───── DATA EXTRACT

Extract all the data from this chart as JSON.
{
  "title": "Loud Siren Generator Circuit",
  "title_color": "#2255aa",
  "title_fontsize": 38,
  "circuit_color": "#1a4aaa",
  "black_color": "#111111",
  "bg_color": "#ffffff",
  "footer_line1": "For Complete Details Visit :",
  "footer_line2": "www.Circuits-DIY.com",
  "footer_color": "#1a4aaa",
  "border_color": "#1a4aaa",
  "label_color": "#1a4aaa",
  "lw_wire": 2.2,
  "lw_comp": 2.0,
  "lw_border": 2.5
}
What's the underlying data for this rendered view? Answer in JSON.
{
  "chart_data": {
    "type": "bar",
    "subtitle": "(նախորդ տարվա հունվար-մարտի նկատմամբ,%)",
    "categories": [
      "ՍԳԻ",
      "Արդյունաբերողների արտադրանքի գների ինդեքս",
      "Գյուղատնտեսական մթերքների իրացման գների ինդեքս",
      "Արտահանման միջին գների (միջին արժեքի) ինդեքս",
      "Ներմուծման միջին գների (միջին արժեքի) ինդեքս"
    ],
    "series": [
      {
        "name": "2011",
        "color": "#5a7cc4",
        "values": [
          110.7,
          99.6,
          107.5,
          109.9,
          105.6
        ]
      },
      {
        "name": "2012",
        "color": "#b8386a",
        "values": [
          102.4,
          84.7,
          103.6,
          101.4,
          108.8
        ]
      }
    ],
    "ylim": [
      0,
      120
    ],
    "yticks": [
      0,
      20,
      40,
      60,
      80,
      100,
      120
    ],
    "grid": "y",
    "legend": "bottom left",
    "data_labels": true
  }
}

──────────
───── DATA EXTRACT

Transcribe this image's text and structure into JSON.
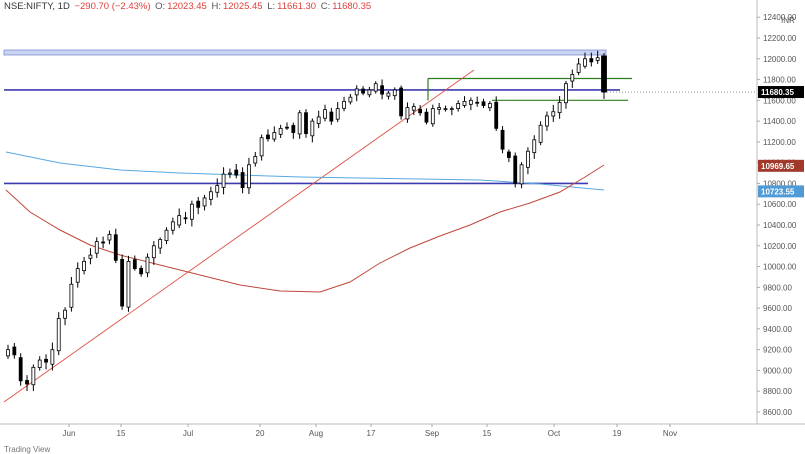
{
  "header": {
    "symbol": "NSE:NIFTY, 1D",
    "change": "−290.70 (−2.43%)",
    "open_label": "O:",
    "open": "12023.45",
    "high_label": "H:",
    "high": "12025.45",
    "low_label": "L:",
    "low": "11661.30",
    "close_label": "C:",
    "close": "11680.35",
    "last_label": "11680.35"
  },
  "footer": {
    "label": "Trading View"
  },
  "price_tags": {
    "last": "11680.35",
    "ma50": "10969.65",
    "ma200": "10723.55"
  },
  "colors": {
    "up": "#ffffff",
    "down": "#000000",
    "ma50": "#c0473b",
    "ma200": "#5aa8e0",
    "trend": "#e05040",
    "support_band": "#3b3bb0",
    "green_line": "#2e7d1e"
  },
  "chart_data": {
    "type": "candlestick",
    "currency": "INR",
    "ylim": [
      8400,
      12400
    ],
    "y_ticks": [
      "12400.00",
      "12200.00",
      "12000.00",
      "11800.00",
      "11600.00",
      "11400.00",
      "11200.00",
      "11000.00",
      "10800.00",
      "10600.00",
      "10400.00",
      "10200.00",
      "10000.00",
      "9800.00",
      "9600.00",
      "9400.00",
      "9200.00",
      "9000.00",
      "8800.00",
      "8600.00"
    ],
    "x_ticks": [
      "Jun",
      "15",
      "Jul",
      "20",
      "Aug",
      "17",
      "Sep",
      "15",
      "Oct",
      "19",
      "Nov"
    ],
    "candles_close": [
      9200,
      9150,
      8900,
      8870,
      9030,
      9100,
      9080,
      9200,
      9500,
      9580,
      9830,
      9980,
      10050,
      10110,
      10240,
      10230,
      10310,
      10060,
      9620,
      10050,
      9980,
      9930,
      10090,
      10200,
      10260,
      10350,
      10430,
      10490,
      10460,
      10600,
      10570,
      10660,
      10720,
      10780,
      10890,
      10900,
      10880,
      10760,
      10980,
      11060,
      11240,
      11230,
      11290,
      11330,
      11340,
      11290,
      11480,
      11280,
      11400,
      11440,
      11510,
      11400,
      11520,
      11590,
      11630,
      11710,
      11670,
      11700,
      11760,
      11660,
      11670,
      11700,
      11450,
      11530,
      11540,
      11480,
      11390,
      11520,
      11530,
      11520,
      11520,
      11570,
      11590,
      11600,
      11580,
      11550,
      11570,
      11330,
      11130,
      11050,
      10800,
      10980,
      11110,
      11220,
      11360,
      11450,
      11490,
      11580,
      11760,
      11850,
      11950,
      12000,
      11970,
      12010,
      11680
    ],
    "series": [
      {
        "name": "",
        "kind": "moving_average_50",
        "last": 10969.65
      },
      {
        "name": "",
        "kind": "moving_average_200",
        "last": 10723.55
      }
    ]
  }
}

──────────

Copy each line above that contains the word "this".

- [FINISHED TASK]
Extract all the data from this chart as JSON.
What's the underlying data for this rendered view? Answer in JSON.
Transcribe this image's text and structure into JSON.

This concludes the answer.